Quote every entry word for word.
- - - - -
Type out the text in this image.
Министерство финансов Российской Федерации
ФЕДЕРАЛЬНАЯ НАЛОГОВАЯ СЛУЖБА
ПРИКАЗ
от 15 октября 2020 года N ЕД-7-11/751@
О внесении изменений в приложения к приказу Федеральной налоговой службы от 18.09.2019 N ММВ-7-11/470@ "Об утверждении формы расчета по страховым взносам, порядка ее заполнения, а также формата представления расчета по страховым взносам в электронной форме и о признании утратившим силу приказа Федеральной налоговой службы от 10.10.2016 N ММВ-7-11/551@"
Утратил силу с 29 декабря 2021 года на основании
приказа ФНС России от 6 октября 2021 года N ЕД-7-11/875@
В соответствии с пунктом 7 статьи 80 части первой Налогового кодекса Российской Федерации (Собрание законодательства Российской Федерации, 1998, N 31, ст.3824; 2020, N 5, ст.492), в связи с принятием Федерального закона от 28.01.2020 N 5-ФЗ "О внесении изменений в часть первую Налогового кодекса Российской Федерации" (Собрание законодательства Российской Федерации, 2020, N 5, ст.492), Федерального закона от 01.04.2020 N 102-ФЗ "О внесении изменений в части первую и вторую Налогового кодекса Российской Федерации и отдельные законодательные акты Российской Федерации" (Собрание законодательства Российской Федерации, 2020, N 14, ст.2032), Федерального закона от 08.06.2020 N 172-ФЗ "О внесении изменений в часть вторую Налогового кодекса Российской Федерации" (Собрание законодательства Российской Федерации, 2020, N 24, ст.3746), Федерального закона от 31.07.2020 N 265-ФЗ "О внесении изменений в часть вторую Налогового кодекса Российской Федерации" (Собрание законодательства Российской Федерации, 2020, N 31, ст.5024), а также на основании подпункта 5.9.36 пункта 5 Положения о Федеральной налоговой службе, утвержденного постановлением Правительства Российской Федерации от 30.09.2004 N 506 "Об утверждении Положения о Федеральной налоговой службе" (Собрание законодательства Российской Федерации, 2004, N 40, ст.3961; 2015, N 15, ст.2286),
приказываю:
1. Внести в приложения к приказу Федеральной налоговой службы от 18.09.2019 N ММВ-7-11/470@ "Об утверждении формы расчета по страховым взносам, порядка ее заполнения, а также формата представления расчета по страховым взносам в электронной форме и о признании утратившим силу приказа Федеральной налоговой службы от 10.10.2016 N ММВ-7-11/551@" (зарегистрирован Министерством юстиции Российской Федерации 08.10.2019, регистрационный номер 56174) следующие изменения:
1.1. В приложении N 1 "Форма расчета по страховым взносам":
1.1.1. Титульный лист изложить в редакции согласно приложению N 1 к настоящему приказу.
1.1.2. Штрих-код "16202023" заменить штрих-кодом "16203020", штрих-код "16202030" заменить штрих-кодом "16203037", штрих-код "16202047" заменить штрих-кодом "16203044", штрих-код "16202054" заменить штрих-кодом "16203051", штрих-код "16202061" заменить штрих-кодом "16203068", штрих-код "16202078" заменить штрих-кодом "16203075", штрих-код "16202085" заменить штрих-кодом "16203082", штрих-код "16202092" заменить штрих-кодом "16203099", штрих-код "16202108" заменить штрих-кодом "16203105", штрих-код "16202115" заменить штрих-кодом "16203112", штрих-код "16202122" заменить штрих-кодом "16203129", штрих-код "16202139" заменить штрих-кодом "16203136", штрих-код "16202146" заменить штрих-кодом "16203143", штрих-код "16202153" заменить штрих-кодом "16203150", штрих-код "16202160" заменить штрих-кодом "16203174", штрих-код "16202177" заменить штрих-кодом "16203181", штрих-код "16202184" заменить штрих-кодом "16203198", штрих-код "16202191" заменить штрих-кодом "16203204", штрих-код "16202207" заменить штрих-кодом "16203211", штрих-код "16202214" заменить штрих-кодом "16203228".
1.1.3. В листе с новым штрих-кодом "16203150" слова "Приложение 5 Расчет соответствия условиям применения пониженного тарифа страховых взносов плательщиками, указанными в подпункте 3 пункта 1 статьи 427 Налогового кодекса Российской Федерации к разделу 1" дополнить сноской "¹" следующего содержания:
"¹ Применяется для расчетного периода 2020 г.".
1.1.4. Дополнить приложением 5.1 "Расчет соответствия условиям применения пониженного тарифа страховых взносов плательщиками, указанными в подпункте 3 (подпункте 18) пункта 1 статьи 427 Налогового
- - - - -
__EXERCISE OUTPUT__:
Type out the text in this image.
Министерство финансов Российской Федерации
ФЕДЕРАЛЬНАЯ НАЛОГОВАЯ СЛУЖБА
ПРИКАЗ
от 15 октября 2020 года N ЕД-7-11/751@
О внесении изменений в приложения к приказу Федеральной налоговой службы от 18.09.2019 N ММВ-7-11/470@ "Об утверждении формы расчета по страховым взносам, порядка ее заполнения, а также формата представления расчета по страховым взносам в электронной форме и о признании утратившим силу приказа Федеральной налоговой службы от 10.10.2016 N ММВ-7-11/551@"
Утратил силу с 29 декабря 2021 года на основании
приказа ФНС России от 6 октября 2021 года N ЕД-7-11/875@
В соответствии с пунктом 7 статьи 80 части первой Налогового кодекса Российской Федерации (Собрание законодательства Российской Федерации, 1998, N 31, ст.3824; 2020, N 5, ст.492), в связи с принятием Федерального закона от 28.01.2020 N 5-ФЗ "О внесении изменений в часть первую Налогового кодекса Российской Федерации" (Собрание законодательства Российской Федерации, 2020, N 5, ст.492), Федерального закона от 01.04.2020 N 102-ФЗ "О внесении изменений в части первую и вторую Налогового кодекса Российской Федерации и отдельные законодательные акты Российской Федерации" (Собрание законодательства Российской Федерации, 2020, N 14, ст.2032), Федерального закона от 08.06.2020 N 172-ФЗ "О внесении изменений в часть вторую Налогового кодекса Российской Федерации" (Собрание законодательства Российской Федерации, 2020, N 24, ст.3746), Федерального закона от 31.07.2020 N 265-ФЗ "О внесении изменений в часть вторую Налогового кодекса Российской Федерации" (Собрание законодательства Российской Федерации, 2020, N 31, ст.5024), а также на основании подпункта 5.9.36 пункта 5 Положения о Федеральной налоговой службе, утвержденного постановлением Правительства Российской Федерации от 30.09.2004 N 506 "Об утверждении Положения о Федеральной налоговой службе" (Собрание законодательства Российской Федерации, 2004, N 40, ст.3961; 2015, N 15, ст.2286),
приказываю:
1. Внести в приложения к приказу Федеральной налоговой службы от 18.09.2019 N ММВ-7-11/470@ "Об утверждении формы расчета по страховым взносам, порядка ее заполнения, а также формата представления расчета по страховым взносам в электронной форме и о признании утратившим силу приказа Федеральной налоговой службы от 10.10.2016 N ММВ-7-11/551@" (зарегистрирован Министерством юстиции Российской Федерации 08.10.2019, регистрационный номер 56174) следующие изменения:
1.1. В приложении N 1 "Форма расчета по страховым взносам":
1.1.1. Титульный лист изложить в редакции согласно приложению N 1 к настоящему приказу.
1.1.2. Штрих-код "16202023" заменить штрих-кодом "16203020", штрих-код "16202030" заменить штрих-кодом "16203037", штрих-код "16202047" заменить штрих-кодом "16203044", штрих-код "16202054" заменить штрих-кодом "16203051", штрих-код "16202061" заменить штрих-кодом "16203068", штрих-код "16202078" заменить штрих-кодом "16203075", штрих-код "16202085" заменить штрих-кодом "16203082", штрих-код "16202092" заменить штрих-кодом "16203099", штрих-код "16202108" заменить штрих-кодом "16203105", штрих-код "16202115" заменить штрих-кодом "16203112", штрих-код "16202122" заменить штрих-кодом "16203129", штрих-код "16202139" заменить штрих-кодом "16203136", штрих-код "16202146" заменить штрих-кодом "16203143", штрих-код "16202153" заменить штрих-кодом "16203150", штрих-код "16202160" заменить штрих-кодом "16203174", штрих-код "16202177" заменить штрих-кодом "16203181", штрих-код "16202184" заменить штрих-кодом "16203198", штрих-код "16202191" заменить штрих-кодом "16203204", штрих-код "16202207" заменить штрих-кодом "16203211", штрих-код "16202214" заменить штрих-кодом "16203228".
1.1.3. В листе с новым штрих-кодом "16203150" слова "Приложение 5 Расчет соответствия условиям применения пониженного тарифа страховых взносов плательщиками, указанными в подпункте 3 пункта 1 статьи 427 Налогового кодекса Российской Федерации к разделу 1" дополнить сноской "¹" следующего содержания:
"¹ Применяется для расчетного периода 2020 г.".
1.1.4. Дополнить приложением 5.1 "Расчет соответствия условиям применения пониженного тарифа страховых взносов плательщиками, указанными в подпункте 3 (подпункте 18) пункта 1 статьи 427 Налогового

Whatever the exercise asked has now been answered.